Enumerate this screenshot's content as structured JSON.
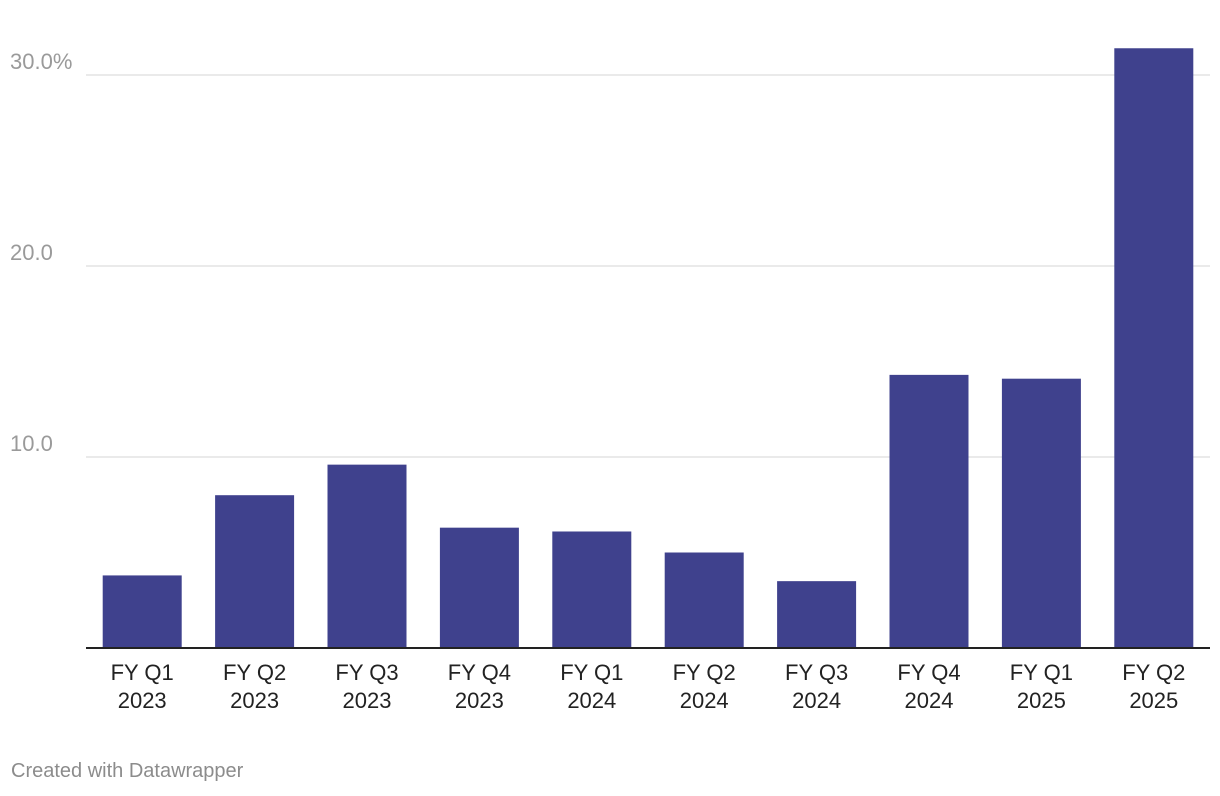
{
  "chart_data": {
    "type": "bar",
    "categories": [
      [
        "FY Q1",
        "2023"
      ],
      [
        "FY Q2",
        "2023"
      ],
      [
        "FY Q3",
        "2023"
      ],
      [
        "FY Q4",
        "2023"
      ],
      [
        "FY Q1",
        "2024"
      ],
      [
        "FY Q2",
        "2024"
      ],
      [
        "FY Q3",
        "2024"
      ],
      [
        "FY Q4",
        "2024"
      ],
      [
        "FY Q1",
        "2025"
      ],
      [
        "FY Q2",
        "2025"
      ]
    ],
    "values": [
      3.8,
      8.0,
      9.6,
      6.3,
      6.1,
      5.0,
      3.5,
      14.3,
      14.1,
      31.4
    ],
    "y_ticks": [
      {
        "value": 30,
        "label": "30.0%"
      },
      {
        "value": 20,
        "label": "20.0"
      },
      {
        "value": 10,
        "label": "10.0"
      }
    ],
    "ylim": [
      0,
      31.4
    ],
    "grid": true,
    "bar_color": "#3f418d",
    "title": "",
    "xlabel": "",
    "ylabel": ""
  },
  "footer": {
    "credit": "Created with Datawrapper"
  }
}
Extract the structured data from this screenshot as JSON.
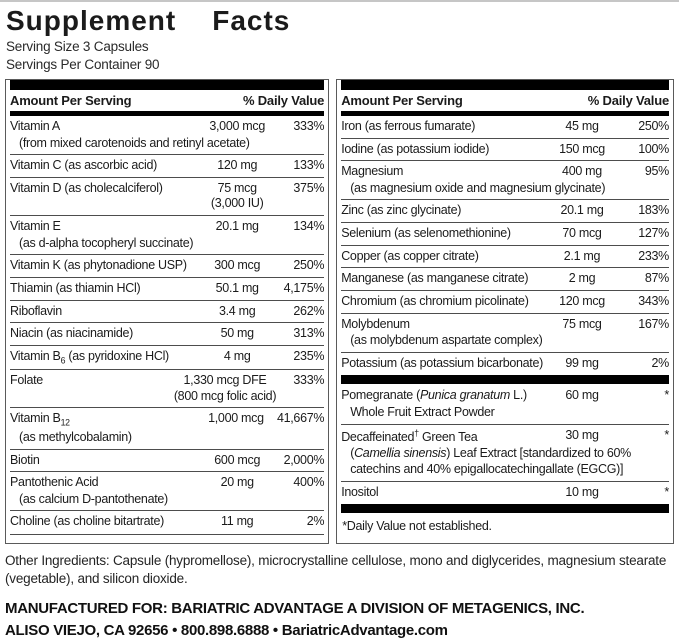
{
  "header": {
    "title_word1": "Supplement",
    "title_word2": "Facts",
    "serving_size": "Serving Size 3 Capsules",
    "servings_per_container": "Servings Per Container 90"
  },
  "table_header": {
    "amount_label": "Amount Per Serving",
    "dv_label": "% Daily Value"
  },
  "left_column": {
    "rows": [
      {
        "name": [
          "Vitamin A"
        ],
        "sub": [
          "(from mixed carotenoids and retinyl acetate)"
        ],
        "amount": [
          "3,000 mcg"
        ],
        "dv": "333%"
      },
      {
        "name": [
          "Vitamin C (as ascorbic acid)"
        ],
        "amount": [
          "120 mg"
        ],
        "dv": "133%"
      },
      {
        "name": [
          "Vitamin D (as cholecalciferol)"
        ],
        "amount": [
          "75 mcg",
          "(3,000 IU)"
        ],
        "dv": "375%"
      },
      {
        "name": [
          "Vitamin E"
        ],
        "sub": [
          "(as d-alpha tocopheryl succinate)"
        ],
        "amount": [
          "20.1 mg"
        ],
        "dv": "134%"
      },
      {
        "name": [
          "Vitamin K (as phytonadione USP)"
        ],
        "amount": [
          "300 mcg"
        ],
        "dv": "250%"
      },
      {
        "name": [
          "Thiamin (as thiamin HCl)"
        ],
        "amount": [
          "50.1 mg"
        ],
        "dv": "4,175%"
      },
      {
        "name": [
          "Riboflavin"
        ],
        "amount": [
          "3.4 mg"
        ],
        "dv": "262%"
      },
      {
        "name": [
          "Niacin (as niacinamide)"
        ],
        "amount": [
          "50 mg"
        ],
        "dv": "313%"
      },
      {
        "name": [
          "Vitamin B",
          {
            "t": "6",
            "style": "sub"
          },
          " (as pyridoxine HCl)"
        ],
        "amount": [
          "4 mg"
        ],
        "dv": "235%"
      },
      {
        "name": [
          "Folate"
        ],
        "amount": [
          "1,330 mcg DFE",
          "(800 mcg folic acid)"
        ],
        "dv": "333%"
      },
      {
        "name": [
          "Vitamin B",
          {
            "t": "12",
            "style": "sub"
          }
        ],
        "sub": [
          "(as methylcobalamin)"
        ],
        "amount": [
          "1,000 mcg"
        ],
        "dv": "41,667%"
      },
      {
        "name": [
          "Biotin"
        ],
        "amount": [
          "600 mcg"
        ],
        "dv": "2,000%"
      },
      {
        "name": [
          "Pantothenic Acid"
        ],
        "sub": [
          "(as calcium D-pantothenate)"
        ],
        "amount": [
          "20 mg"
        ],
        "dv": "400%"
      },
      {
        "name": [
          "Choline (as choline bitartrate)"
        ],
        "amount": [
          "11 mg"
        ],
        "dv": "2%"
      }
    ]
  },
  "right_column": {
    "rows": [
      {
        "name": [
          "Iron (as ferrous fumarate)"
        ],
        "amount": [
          "45 mg"
        ],
        "dv": "250%"
      },
      {
        "name": [
          "Iodine (as potassium iodide)"
        ],
        "amount": [
          "150 mcg"
        ],
        "dv": "100%"
      },
      {
        "name": [
          "Magnesium"
        ],
        "sub": [
          "(as magnesium oxide and magnesium glycinate)"
        ],
        "amount": [
          "400 mg"
        ],
        "dv": "95%"
      },
      {
        "name": [
          "Zinc (as zinc glycinate)"
        ],
        "amount": [
          "20.1 mg"
        ],
        "dv": "183%"
      },
      {
        "name": [
          "Selenium (as selenomethionine)"
        ],
        "amount": [
          "70 mcg"
        ],
        "dv": "127%"
      },
      {
        "name": [
          "Copper (as copper citrate)"
        ],
        "amount": [
          "2.1 mg"
        ],
        "dv": "233%"
      },
      {
        "name": [
          "Manganese (as manganese citrate)"
        ],
        "amount": [
          "2 mg"
        ],
        "dv": "87%"
      },
      {
        "name": [
          "Chromium (as chromium picolinate)"
        ],
        "amount": [
          "120 mcg"
        ],
        "dv": "343%"
      },
      {
        "name": [
          "Molybdenum"
        ],
        "sub": [
          "(as molybdenum aspartate complex)"
        ],
        "amount": [
          "75 mcg"
        ],
        "dv": "167%"
      },
      {
        "name": [
          "Potassium (as potassium bicarbonate)"
        ],
        "amount": [
          "99 mg"
        ],
        "dv": "2%"
      },
      {
        "divider": true
      },
      {
        "name": [
          "Pomegranate (",
          {
            "t": "Punica granatum",
            "style": "italic"
          },
          " L.)"
        ],
        "sub": [
          "Whole Fruit Extract Powder"
        ],
        "amount": [
          "60 mg"
        ],
        "dv": "*"
      },
      {
        "name": [
          "Decaffeinated",
          {
            "t": "†",
            "style": "sup"
          },
          " Green Tea"
        ],
        "sub": [
          "(",
          {
            "t": "Camellia sinensis",
            "style": "italic"
          },
          ") Leaf Extract [standardized to 60% catechins and 40% epigallocatechingallate (EGCG)]"
        ],
        "amount": [
          "30 mg"
        ],
        "dv": "*"
      },
      {
        "name": [
          "Inositol"
        ],
        "amount": [
          "10 mg"
        ],
        "dv": "*"
      },
      {
        "divider": true
      },
      {
        "note": "*Daily Value not established."
      }
    ]
  },
  "other_ingredients": "Other Ingredients: Capsule (hypromellose), microcrystalline cellulose, mono and diglycerides, magnesium stearate (vegetable), and silicon dioxide.",
  "footer": {
    "line1": "MANUFACTURED FOR: BARIATRIC ADVANTAGE A DIVISION OF METAGENICS, INC.",
    "line2": "ALISO VIEJO, CA 92656 • 800.898.6888 • BariatricAdvantage.com"
  }
}
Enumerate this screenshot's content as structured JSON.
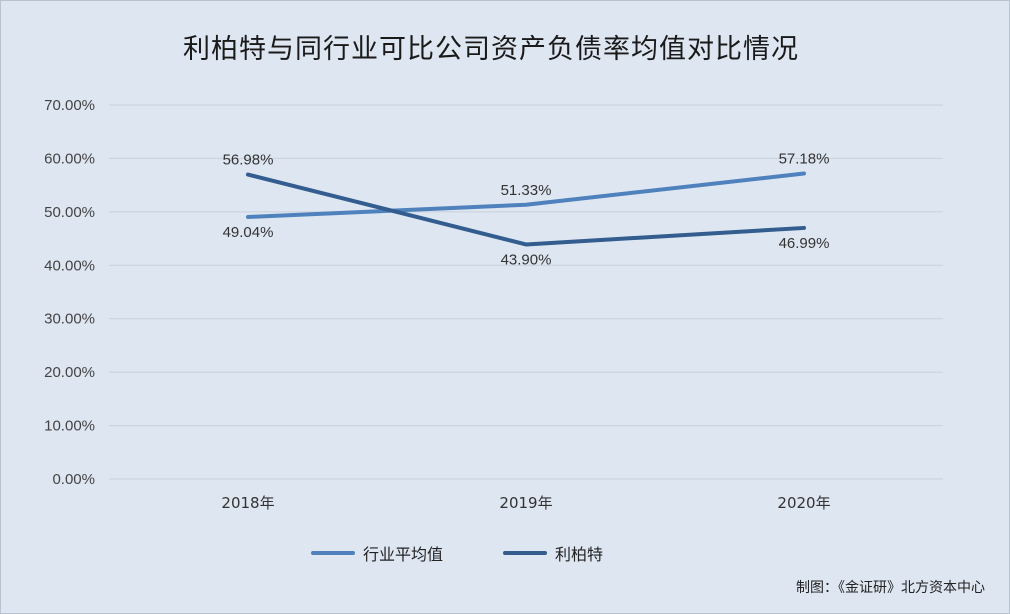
{
  "chart_data": {
    "type": "line",
    "title": "利柏特与同行业可比公司资产负债率均值对比情况",
    "categories": [
      "2018年",
      "2019年",
      "2020年"
    ],
    "ylim": [
      0,
      70
    ],
    "yticks": [
      "0.00%",
      "10.00%",
      "20.00%",
      "30.00%",
      "40.00%",
      "50.00%",
      "60.00%",
      "70.00%"
    ],
    "grid": true,
    "legend_position": "bottom",
    "series": [
      {
        "name": "行业平均值",
        "color": "#4f81bd",
        "values": [
          49.04,
          51.33,
          57.18
        ],
        "labels": [
          "49.04%",
          "51.33%",
          "57.18%"
        ]
      },
      {
        "name": "利柏特",
        "color": "#335c8f",
        "values": [
          56.98,
          43.9,
          46.99
        ],
        "labels": [
          "56.98%",
          "43.90%",
          "46.99%"
        ]
      }
    ]
  },
  "source": "制图：《金证研》北方资本中心"
}
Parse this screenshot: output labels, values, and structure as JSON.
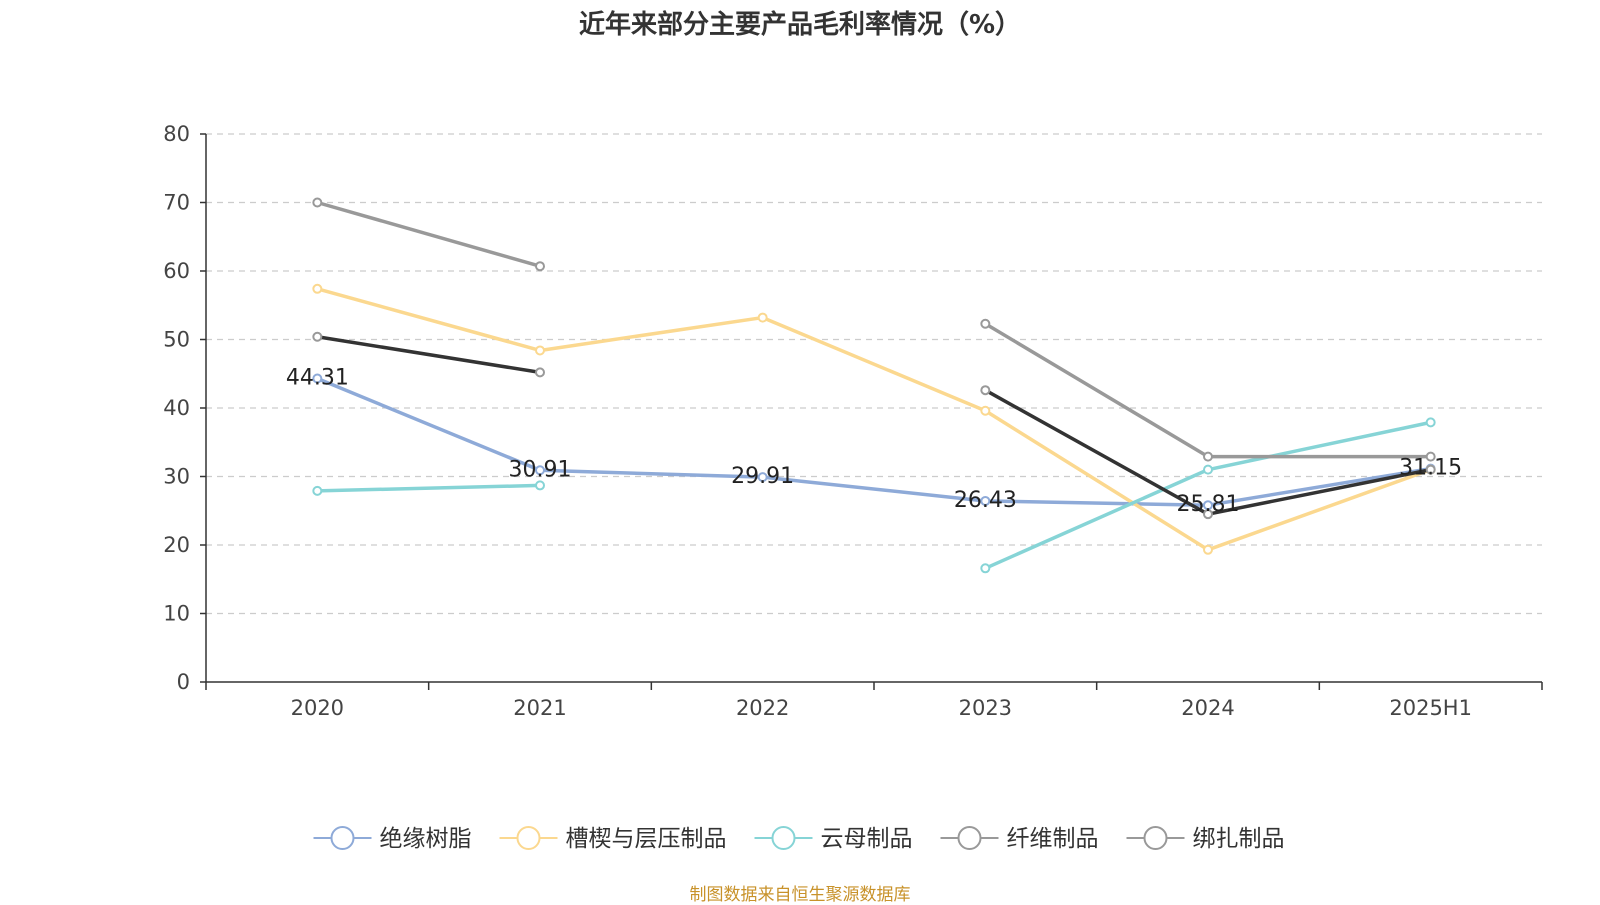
{
  "chart_data": {
    "type": "line",
    "title": "近年来部分主要产品毛利率情况（%）",
    "categories": [
      "2020",
      "2021",
      "2022",
      "2023",
      "2024",
      "2025H1"
    ],
    "ylim": [
      0,
      80
    ],
    "yticks": [
      0,
      10,
      20,
      30,
      40,
      50,
      60,
      70,
      80
    ],
    "grid": true,
    "legend_position": "bottom",
    "series": [
      {
        "name": "绝缘树脂",
        "color": "#8eaad8",
        "values": [
          44.31,
          30.91,
          29.91,
          26.43,
          25.81,
          31.15
        ],
        "labels": [
          "44.31",
          "30.91",
          "29.91",
          "26.43",
          "25.81",
          "31.15"
        ]
      },
      {
        "name": "槽楔与层压制品",
        "color": "#fbd88f",
        "values": [
          57.4,
          48.4,
          53.2,
          39.6,
          19.3,
          31.0
        ]
      },
      {
        "name": "云母制品",
        "color": "#86d4d6",
        "values": [
          27.9,
          28.7,
          null,
          16.6,
          31.0,
          37.9
        ]
      },
      {
        "name": "纤维制品",
        "color": "#999999",
        "values": [
          70.0,
          60.7,
          null,
          52.3,
          32.9,
          32.9
        ]
      },
      {
        "name": "绑扎制品",
        "color": "#333333",
        "legend_color": "#999999",
        "values": [
          50.4,
          45.2,
          null,
          42.6,
          24.5,
          31.0
        ]
      }
    ]
  },
  "footer": {
    "source": "制图数据来自恒生聚源数据库"
  }
}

------------------------------------------------------------------------

> _What you have to do_
Pull out all lines containing the word "Extract" from the entries above.

> _Result below_
Extract the structured data from this screenshot as JSON.
          "Whole Fruit Extract Powder"
          ") Leaf Extract [standardized to 60% catechins and 40% epigallocatechingallate (EGCG)]"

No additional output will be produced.